■ **What you have to do**:
Answer these from the racing driver biography below:
(a) In which championship is Popow competing, and for which team?
(b) In what year did Popow begin karting?
(c) How many wins did Popow score in Formula Inter's only season?

■ **Excerpted passage**:
Venezuelan racing driver (born 2006)

Alex Popow Jr. (born January 2006) is a Venezuelan and American racing driver competing in the NACAM Formula 4 Championship for Alessandros Blue. He previously raced in the 2025 Formula 4 United States Championship, finishing runner-up in points.

==Personal life==
Popow is the son of Lu-Ann Acosta-Rubio and sportscar veteran Alex Popow.

==Career==
=== Karting and maiden title in single-seaters (2013–2024) ===
Popow began karting in 2013. In his first stint in karts, Popow raced in the United States, in which he also drove in the 24 Hours of Orlando alongside his father, but was forced to take a hiatus from karting in 2018 after two separate incidents in which he broke his collarbone. After delaying his return to racing due to the COVID-19 pandemic, Popow returned to karting in 2021 and stayed in it until 2022, when he made his single-seater debut in Formula Inter's exhibition round.

Remaining in Formula Inter for the following year, Popow scored seven wins in the series' only season to take the title in early September. Popow then tested USF Juniors machinery for Exclusive Autosport at Sebring and Indianapolis later that year, before making his series debut the following year for Zanella Racing. After finishing no higher than 17th at NOLA, Popow left the series before returning to racing in the final round of the Formula 4 United States season at Circuit of the Americas for MLT Motorsports. In his first round in the series, Popow took pole and won the first two races of the weekend before finishing fourth in race three.

■ **Material provided**:
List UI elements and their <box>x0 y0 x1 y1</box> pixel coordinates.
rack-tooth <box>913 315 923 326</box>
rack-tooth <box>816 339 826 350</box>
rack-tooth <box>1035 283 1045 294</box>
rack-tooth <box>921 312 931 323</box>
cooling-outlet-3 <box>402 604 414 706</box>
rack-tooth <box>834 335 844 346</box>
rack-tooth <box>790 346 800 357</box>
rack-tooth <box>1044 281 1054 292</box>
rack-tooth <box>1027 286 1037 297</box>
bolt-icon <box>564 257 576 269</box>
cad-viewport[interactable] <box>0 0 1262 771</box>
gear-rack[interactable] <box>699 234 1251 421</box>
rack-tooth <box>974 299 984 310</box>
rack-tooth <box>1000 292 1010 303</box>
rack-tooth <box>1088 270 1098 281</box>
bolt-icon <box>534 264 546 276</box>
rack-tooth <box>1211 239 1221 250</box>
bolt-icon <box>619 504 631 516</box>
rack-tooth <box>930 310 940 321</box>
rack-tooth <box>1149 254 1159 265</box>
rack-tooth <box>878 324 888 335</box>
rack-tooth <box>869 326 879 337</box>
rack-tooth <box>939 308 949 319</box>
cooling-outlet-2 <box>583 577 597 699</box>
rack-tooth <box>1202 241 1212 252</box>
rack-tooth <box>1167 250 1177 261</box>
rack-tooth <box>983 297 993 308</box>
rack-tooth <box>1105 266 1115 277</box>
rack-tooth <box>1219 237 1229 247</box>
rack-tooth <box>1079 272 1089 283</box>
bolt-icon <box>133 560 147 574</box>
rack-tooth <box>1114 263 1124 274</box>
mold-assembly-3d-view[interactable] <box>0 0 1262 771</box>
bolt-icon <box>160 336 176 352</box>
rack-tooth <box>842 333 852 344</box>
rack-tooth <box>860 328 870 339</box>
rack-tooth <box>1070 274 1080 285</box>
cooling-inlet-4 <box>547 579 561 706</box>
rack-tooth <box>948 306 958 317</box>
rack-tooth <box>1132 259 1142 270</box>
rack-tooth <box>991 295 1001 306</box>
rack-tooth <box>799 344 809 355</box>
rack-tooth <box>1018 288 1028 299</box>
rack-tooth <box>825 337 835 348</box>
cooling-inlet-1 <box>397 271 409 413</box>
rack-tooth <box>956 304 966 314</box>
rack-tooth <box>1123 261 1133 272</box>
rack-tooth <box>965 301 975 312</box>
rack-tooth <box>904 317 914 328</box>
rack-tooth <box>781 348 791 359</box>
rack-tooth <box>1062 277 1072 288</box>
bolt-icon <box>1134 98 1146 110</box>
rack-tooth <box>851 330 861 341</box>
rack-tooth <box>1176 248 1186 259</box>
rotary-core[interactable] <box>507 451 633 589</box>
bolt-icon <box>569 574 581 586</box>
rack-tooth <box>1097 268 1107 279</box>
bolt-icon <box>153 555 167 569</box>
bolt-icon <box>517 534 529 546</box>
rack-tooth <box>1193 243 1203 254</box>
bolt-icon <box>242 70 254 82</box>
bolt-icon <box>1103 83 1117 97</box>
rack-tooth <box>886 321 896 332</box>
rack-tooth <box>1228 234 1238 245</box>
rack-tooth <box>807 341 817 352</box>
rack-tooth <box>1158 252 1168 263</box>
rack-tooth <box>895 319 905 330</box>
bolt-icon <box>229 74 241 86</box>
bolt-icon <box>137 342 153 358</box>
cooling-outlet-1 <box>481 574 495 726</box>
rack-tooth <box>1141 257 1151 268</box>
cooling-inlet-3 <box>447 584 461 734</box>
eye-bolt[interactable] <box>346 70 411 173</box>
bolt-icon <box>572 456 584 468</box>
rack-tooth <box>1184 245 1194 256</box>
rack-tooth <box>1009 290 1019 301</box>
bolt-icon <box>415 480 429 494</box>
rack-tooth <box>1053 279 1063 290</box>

■ **Your response**:
(a) The NACAM Formula 4 Championship, for Alessandros Blue.
(b) 2013.
(c) Seven.